» **Supplied information**
>>>>>

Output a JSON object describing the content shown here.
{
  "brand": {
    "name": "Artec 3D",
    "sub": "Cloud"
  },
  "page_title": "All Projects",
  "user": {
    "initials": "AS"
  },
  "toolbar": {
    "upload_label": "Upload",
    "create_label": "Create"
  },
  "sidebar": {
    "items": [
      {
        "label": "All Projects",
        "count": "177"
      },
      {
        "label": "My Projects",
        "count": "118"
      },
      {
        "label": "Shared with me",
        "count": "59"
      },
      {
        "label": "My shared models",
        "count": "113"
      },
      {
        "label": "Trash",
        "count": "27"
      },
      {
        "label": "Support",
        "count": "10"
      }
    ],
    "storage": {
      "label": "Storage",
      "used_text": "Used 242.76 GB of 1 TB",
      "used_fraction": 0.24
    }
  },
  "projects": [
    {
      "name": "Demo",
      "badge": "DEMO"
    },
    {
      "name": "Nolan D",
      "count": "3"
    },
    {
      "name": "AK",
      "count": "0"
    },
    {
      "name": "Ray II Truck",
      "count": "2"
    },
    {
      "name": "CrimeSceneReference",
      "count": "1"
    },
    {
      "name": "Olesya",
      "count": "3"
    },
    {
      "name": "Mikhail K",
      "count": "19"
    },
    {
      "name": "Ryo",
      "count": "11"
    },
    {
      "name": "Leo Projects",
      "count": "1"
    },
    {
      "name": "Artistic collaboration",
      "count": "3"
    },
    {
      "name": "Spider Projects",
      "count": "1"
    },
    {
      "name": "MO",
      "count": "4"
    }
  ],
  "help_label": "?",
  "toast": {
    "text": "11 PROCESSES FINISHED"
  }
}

<<<<<
>>>>>

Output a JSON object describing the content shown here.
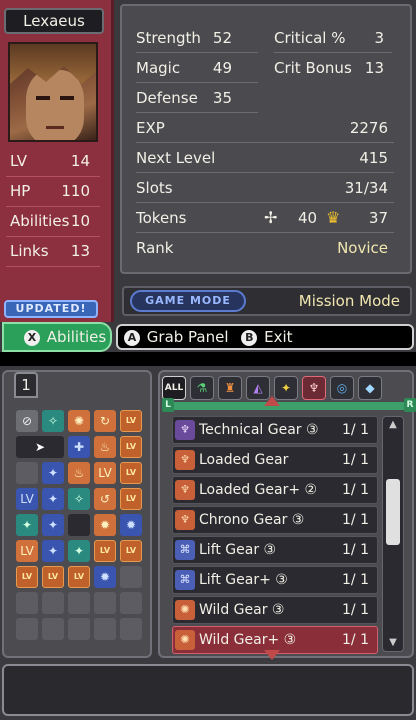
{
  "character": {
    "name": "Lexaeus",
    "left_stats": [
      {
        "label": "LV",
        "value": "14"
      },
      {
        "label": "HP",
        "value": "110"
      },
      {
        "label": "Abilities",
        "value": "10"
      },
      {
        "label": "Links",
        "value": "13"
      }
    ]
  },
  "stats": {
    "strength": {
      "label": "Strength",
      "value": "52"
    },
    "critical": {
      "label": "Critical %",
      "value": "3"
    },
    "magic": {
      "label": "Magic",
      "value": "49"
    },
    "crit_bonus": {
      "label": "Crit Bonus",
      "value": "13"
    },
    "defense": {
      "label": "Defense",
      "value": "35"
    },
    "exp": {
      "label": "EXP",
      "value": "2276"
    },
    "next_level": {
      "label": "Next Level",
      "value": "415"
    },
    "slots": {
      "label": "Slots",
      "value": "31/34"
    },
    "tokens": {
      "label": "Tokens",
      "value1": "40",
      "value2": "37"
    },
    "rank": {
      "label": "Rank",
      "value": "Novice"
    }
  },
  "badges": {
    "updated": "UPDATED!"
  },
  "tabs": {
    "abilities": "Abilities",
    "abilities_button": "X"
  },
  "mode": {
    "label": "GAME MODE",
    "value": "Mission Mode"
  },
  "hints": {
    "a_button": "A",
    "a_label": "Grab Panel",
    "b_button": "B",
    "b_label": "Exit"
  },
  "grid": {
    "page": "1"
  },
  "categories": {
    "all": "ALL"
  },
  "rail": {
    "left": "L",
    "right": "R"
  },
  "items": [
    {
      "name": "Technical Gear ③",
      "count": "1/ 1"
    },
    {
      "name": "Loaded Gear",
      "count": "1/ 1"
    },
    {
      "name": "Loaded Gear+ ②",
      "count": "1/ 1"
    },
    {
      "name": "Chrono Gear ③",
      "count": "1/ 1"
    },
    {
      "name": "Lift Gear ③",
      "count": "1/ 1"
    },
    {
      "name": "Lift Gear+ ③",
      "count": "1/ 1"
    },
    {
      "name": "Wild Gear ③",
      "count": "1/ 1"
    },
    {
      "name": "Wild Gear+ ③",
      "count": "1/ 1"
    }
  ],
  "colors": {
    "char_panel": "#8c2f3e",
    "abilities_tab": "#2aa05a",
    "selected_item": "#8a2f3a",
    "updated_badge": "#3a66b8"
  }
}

<<<<<

» **Description of the task**
Looking back at the lines above, state how many contain the word "Gear", and supply nothing besides the number.

» **Response**
8